## Begin
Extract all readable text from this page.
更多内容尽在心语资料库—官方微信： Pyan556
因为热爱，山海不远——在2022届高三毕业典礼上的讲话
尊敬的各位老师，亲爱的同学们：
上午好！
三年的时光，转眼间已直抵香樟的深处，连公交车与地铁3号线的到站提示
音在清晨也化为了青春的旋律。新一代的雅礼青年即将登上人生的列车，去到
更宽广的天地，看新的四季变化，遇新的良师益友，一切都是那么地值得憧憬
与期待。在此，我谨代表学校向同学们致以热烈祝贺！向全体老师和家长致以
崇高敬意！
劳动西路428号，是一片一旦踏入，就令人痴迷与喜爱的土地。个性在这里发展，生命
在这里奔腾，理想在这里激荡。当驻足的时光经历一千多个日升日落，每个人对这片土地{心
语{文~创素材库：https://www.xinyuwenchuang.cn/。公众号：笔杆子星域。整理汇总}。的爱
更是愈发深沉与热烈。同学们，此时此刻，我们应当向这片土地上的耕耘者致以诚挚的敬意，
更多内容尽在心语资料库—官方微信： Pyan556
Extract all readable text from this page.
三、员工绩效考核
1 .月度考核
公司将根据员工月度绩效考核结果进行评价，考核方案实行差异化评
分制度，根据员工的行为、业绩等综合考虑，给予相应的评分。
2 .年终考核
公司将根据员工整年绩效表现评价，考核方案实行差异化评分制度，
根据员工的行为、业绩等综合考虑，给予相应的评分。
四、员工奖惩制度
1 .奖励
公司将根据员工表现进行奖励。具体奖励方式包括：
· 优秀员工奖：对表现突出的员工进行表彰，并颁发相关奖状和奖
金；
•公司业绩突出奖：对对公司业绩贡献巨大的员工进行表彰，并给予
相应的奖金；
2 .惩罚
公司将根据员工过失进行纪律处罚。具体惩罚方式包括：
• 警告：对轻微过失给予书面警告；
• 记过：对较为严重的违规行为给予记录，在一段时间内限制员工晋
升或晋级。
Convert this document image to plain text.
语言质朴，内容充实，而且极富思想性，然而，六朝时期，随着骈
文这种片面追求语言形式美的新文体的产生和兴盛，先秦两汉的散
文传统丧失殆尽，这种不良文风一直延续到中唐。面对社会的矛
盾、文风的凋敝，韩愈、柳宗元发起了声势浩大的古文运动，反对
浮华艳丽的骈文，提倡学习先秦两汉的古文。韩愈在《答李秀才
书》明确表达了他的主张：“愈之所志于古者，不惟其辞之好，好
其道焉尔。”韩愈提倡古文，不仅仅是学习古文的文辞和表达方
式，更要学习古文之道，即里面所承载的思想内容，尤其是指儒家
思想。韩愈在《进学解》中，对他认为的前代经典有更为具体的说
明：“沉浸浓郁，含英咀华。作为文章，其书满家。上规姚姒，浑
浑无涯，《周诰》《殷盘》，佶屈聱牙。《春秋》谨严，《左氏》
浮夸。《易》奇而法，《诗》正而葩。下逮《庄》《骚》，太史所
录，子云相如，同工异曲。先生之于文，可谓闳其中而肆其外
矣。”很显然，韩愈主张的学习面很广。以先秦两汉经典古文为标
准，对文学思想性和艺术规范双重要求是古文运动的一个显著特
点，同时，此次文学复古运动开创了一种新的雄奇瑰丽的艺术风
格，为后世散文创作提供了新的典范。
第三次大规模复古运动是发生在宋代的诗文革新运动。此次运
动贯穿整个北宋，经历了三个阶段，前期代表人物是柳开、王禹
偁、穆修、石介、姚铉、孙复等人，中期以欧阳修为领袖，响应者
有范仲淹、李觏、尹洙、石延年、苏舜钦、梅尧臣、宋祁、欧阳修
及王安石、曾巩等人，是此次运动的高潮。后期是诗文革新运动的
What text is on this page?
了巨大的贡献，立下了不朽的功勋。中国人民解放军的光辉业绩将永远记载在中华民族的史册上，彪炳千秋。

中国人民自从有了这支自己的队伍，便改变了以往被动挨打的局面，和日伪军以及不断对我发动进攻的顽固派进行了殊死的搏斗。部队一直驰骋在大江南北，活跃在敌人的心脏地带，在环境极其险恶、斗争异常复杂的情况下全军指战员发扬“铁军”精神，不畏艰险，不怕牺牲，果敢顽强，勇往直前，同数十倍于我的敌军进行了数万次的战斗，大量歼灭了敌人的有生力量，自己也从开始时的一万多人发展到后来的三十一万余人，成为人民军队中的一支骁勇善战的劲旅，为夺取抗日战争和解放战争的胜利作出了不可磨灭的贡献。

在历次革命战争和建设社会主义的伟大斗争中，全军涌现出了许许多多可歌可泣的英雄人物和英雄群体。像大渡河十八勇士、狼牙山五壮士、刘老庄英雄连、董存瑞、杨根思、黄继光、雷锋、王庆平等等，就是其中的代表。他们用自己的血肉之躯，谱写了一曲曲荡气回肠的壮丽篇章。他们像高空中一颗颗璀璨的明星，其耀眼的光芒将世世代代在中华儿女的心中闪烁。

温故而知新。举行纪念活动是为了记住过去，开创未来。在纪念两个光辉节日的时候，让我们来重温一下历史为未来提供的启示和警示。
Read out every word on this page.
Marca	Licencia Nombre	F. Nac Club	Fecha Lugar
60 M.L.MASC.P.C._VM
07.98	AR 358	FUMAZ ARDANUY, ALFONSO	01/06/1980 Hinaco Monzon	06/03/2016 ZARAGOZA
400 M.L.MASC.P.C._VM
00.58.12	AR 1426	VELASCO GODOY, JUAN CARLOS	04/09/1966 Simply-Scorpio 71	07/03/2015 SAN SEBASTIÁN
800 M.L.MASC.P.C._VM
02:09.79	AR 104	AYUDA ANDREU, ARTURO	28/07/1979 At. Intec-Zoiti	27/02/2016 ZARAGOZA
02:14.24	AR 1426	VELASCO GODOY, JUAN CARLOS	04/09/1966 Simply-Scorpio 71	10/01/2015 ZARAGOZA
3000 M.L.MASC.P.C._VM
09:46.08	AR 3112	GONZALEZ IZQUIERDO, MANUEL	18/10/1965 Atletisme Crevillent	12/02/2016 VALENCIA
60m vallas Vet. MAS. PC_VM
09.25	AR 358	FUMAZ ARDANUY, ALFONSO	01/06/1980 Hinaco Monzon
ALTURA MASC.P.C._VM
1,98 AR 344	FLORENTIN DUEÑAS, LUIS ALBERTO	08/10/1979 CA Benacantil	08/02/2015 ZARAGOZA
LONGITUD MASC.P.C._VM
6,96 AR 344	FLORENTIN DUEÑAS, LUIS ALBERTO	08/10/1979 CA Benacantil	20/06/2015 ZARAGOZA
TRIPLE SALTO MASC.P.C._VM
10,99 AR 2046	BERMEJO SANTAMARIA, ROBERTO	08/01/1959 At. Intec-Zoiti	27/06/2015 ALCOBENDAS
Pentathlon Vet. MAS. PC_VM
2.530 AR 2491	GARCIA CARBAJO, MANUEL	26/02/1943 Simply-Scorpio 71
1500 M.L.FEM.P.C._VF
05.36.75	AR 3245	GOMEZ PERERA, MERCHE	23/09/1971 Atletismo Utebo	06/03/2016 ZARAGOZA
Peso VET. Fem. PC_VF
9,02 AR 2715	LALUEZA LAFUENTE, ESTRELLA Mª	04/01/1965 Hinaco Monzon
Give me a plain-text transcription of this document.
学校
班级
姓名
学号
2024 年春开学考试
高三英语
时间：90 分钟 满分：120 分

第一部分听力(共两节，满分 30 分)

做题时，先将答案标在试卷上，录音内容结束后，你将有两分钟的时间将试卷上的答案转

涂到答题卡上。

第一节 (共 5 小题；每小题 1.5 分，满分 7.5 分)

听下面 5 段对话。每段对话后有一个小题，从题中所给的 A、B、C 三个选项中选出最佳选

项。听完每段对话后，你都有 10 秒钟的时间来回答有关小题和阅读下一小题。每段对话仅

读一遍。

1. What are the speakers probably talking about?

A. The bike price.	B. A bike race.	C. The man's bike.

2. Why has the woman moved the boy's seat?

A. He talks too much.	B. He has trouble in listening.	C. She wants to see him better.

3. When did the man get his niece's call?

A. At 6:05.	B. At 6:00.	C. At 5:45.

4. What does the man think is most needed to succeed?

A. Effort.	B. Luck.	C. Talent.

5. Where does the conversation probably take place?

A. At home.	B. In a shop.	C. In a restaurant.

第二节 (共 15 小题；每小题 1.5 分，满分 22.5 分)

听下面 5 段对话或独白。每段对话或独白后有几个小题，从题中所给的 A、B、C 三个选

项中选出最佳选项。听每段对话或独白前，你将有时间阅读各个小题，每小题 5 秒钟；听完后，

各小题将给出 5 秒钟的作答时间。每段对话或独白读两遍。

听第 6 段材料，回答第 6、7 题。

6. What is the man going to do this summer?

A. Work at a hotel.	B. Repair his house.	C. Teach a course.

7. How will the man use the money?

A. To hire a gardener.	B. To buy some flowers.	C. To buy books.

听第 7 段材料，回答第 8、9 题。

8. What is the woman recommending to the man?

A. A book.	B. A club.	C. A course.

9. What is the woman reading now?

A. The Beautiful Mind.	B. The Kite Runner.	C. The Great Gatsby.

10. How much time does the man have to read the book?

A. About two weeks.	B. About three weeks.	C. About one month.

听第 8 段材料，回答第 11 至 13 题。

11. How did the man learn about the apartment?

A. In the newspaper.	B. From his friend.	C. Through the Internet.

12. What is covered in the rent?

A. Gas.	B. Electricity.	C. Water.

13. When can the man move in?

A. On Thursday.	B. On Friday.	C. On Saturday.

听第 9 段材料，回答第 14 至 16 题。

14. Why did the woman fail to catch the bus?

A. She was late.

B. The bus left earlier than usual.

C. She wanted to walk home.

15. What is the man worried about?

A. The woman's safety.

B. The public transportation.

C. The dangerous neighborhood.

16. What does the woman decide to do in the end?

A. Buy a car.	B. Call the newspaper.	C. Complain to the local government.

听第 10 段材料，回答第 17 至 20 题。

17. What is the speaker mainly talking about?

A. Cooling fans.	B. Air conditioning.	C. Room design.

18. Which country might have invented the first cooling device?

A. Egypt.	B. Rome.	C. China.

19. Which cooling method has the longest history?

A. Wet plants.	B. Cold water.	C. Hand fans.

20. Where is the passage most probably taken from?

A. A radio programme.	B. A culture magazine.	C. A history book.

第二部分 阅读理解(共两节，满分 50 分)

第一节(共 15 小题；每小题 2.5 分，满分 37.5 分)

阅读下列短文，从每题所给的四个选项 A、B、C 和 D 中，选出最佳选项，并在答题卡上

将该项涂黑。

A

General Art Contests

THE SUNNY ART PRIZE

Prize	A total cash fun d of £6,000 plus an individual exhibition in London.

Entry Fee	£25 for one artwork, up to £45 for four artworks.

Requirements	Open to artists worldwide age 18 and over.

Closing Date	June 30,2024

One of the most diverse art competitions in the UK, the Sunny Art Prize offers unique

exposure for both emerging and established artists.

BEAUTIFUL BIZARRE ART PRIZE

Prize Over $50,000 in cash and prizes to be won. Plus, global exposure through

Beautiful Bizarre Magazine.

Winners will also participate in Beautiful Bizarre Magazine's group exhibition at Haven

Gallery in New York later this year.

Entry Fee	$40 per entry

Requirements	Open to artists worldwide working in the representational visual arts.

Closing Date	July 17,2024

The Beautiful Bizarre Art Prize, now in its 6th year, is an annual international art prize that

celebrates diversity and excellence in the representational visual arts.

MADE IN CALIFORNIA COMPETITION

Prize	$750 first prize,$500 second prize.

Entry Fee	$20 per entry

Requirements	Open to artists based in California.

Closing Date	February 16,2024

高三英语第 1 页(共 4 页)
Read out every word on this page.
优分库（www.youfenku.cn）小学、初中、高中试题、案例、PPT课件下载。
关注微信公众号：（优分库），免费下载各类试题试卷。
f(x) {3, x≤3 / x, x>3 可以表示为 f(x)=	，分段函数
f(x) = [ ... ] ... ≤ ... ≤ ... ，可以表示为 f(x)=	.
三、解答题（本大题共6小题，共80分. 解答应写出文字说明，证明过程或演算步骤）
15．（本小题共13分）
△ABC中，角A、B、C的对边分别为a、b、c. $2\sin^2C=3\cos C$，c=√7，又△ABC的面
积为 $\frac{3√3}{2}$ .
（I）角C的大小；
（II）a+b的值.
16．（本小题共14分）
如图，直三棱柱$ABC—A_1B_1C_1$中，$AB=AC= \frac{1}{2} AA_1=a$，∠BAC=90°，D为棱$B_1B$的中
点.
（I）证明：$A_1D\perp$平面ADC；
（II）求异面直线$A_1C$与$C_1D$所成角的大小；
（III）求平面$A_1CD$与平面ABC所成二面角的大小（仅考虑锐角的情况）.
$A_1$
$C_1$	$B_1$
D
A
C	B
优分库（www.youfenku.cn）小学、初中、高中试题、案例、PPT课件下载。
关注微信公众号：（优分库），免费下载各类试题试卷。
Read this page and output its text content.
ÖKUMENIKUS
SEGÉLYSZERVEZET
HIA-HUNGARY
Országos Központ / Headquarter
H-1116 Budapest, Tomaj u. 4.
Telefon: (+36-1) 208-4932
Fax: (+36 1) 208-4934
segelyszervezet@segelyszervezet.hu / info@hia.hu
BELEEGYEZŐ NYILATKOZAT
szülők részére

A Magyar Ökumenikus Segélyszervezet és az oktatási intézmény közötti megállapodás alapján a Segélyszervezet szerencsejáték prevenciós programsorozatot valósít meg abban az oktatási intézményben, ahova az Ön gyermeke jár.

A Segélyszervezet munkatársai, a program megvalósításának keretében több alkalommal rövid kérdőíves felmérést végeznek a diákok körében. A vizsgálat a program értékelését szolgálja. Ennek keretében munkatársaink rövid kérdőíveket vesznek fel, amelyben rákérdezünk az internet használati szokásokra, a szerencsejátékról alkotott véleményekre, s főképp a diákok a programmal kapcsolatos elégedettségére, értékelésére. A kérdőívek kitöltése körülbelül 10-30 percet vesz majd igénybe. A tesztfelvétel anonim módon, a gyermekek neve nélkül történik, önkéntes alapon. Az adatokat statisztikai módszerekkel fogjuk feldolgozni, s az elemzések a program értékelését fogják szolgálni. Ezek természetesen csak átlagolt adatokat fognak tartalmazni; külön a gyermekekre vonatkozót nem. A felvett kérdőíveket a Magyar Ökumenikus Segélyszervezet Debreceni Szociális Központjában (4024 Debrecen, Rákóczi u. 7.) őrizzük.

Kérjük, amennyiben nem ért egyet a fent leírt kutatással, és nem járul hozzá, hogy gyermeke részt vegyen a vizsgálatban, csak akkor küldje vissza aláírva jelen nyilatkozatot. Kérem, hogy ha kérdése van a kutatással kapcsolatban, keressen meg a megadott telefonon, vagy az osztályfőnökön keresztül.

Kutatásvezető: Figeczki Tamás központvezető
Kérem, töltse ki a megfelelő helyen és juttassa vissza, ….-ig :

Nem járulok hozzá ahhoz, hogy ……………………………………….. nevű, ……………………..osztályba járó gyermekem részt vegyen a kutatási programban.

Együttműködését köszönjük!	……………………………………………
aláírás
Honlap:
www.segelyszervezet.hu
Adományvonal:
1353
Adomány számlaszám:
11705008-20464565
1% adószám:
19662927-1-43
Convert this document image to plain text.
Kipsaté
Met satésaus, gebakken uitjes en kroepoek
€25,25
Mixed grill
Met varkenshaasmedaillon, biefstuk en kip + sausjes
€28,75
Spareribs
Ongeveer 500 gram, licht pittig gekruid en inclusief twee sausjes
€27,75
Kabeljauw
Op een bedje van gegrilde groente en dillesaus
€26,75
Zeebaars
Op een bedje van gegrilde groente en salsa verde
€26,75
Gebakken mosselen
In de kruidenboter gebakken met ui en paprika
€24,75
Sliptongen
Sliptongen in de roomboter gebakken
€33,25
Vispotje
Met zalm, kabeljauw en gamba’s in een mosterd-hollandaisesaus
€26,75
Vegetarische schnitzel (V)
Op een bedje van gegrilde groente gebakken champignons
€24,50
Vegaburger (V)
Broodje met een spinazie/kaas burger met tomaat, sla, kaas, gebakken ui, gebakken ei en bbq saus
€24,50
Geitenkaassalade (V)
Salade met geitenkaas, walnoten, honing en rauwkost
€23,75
## End
REQUEST - From the listing above, copy out each line where the word "ALBERTO" appears.

SOLUTION -
1,98 AR 344	FLORENTIN DUEÑAS, LUIS ALBERTO	08/10/1979 CA Benacantil	08/02/2015 ZARAGOZA
6,96 AR 344	FLORENTIN DUEÑAS, LUIS ALBERTO	08/10/1979 CA Benacantil	20/06/2015 ZARAGOZA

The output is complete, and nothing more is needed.